[EXERCISE DIRECTIONS] Each line that includes "Garantiezeiten" counts once; give the total and nothing besides.

[GIVEN RECORDS]

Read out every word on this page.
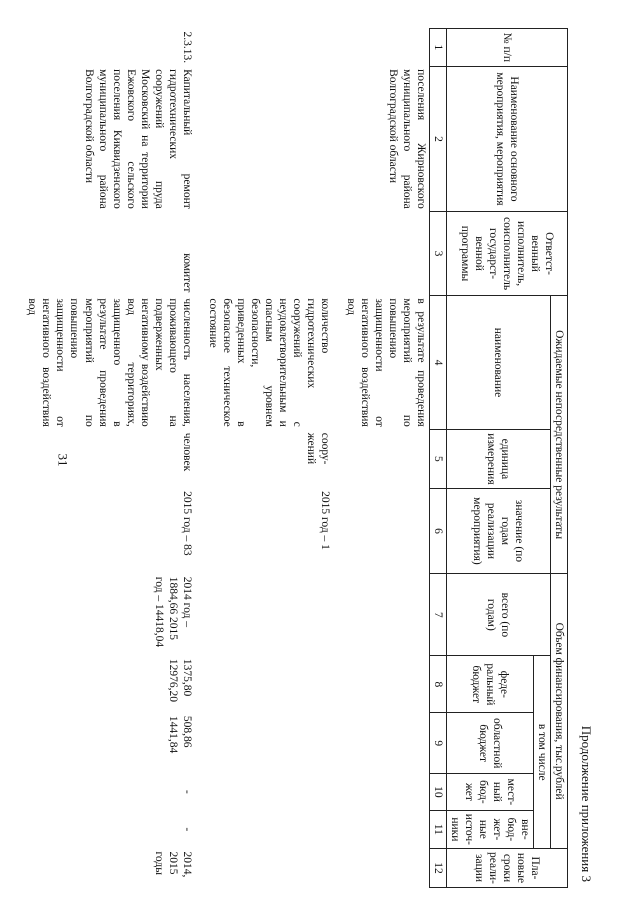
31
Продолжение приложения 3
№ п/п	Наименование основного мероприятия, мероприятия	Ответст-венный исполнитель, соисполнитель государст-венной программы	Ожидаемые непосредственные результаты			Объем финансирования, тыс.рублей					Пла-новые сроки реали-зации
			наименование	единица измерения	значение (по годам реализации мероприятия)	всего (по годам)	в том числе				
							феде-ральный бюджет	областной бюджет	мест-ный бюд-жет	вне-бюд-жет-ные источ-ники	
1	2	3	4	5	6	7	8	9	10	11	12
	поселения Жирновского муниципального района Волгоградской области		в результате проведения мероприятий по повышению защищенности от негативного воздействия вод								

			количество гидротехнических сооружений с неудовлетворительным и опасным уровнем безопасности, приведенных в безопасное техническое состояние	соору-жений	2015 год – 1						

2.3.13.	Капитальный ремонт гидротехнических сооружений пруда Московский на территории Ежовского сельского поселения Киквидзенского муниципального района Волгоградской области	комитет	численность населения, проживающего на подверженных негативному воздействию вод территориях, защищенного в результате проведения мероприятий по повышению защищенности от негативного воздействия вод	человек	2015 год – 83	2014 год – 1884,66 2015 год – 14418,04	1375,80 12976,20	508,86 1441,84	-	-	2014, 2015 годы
--
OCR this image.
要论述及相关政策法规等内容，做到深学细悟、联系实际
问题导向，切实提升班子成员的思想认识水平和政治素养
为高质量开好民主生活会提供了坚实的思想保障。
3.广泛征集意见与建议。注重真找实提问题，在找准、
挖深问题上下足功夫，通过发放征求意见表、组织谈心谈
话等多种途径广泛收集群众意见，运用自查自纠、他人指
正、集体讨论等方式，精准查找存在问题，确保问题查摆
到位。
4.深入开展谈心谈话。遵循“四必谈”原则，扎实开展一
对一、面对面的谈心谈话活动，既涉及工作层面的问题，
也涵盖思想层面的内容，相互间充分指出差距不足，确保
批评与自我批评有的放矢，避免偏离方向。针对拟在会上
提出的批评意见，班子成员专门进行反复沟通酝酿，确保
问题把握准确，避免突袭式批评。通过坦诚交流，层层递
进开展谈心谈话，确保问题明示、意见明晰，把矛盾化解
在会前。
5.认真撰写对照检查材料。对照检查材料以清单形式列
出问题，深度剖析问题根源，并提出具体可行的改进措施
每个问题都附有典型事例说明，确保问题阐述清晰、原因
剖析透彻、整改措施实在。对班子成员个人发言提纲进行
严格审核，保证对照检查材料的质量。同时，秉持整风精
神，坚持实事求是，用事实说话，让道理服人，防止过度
--
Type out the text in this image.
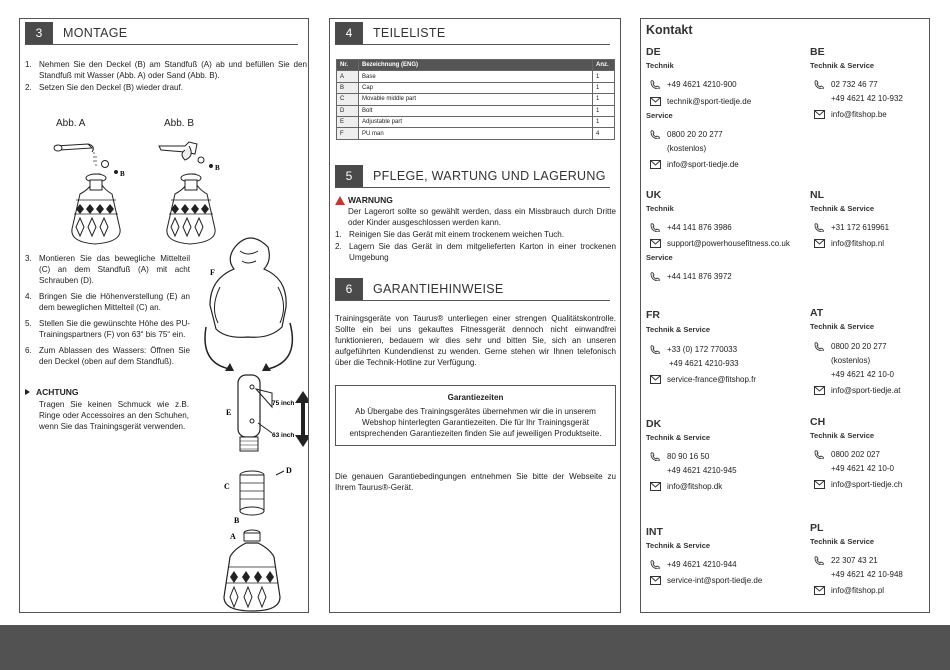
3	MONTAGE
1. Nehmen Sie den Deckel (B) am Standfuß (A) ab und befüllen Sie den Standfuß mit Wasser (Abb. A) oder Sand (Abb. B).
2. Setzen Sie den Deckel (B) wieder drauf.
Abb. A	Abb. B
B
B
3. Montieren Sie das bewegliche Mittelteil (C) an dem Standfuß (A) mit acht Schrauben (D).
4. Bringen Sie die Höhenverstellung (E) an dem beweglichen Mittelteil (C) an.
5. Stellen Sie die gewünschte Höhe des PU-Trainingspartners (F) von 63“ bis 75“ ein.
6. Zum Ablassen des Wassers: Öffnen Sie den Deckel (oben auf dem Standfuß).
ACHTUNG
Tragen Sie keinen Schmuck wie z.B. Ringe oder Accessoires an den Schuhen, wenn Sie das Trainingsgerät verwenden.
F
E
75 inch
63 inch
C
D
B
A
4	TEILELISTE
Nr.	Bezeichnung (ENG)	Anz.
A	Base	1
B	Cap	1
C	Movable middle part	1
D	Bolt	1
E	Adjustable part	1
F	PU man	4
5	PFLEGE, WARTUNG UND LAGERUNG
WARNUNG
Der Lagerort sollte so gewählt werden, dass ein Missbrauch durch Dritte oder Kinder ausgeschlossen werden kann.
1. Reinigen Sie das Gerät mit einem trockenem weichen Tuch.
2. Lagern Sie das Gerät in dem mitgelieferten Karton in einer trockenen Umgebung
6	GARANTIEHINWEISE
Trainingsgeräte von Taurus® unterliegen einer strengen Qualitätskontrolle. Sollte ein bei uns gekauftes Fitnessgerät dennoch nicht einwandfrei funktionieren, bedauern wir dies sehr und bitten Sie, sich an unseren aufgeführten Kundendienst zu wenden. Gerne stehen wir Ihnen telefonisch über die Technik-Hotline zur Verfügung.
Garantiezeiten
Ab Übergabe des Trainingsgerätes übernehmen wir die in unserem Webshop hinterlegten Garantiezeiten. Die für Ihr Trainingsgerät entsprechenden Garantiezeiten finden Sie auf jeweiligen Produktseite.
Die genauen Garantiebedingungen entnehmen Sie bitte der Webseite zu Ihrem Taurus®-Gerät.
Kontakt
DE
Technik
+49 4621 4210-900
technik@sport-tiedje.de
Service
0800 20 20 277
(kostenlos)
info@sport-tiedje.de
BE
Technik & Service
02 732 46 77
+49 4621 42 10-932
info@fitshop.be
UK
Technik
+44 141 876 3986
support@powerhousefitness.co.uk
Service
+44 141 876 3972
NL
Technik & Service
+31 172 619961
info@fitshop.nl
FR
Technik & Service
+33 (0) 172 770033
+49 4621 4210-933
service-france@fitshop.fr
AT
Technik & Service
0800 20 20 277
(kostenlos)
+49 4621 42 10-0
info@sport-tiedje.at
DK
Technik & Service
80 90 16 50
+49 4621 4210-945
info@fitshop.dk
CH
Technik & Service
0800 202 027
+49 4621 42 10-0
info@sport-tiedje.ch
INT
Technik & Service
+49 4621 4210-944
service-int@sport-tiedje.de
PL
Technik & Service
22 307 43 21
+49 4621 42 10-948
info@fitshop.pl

[SOLUTION FOR THIS TASK] 2